» **Records supplied**

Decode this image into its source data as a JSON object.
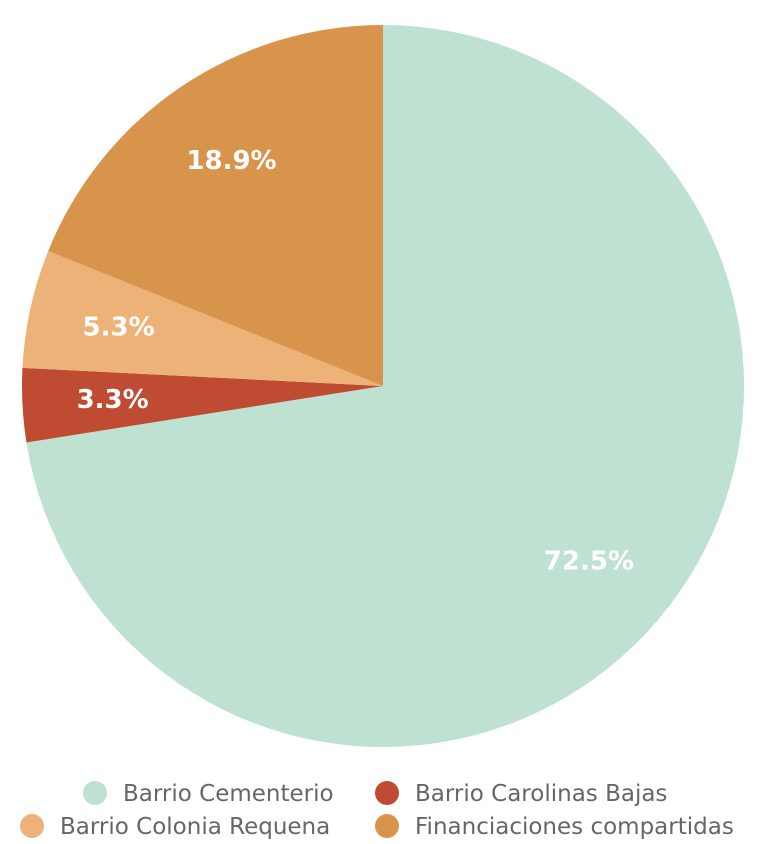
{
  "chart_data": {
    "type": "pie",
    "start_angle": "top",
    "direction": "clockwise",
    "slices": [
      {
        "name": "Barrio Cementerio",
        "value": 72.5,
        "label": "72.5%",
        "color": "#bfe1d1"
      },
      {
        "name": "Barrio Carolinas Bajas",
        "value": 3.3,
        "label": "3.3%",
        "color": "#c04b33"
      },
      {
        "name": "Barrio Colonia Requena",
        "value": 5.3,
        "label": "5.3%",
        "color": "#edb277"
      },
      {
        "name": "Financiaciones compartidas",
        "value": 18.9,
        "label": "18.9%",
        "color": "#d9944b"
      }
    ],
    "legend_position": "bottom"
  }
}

» **To be done**
Across the data, tally the lines containing "value" and give back the number alone.

» **Answer to this problem**
4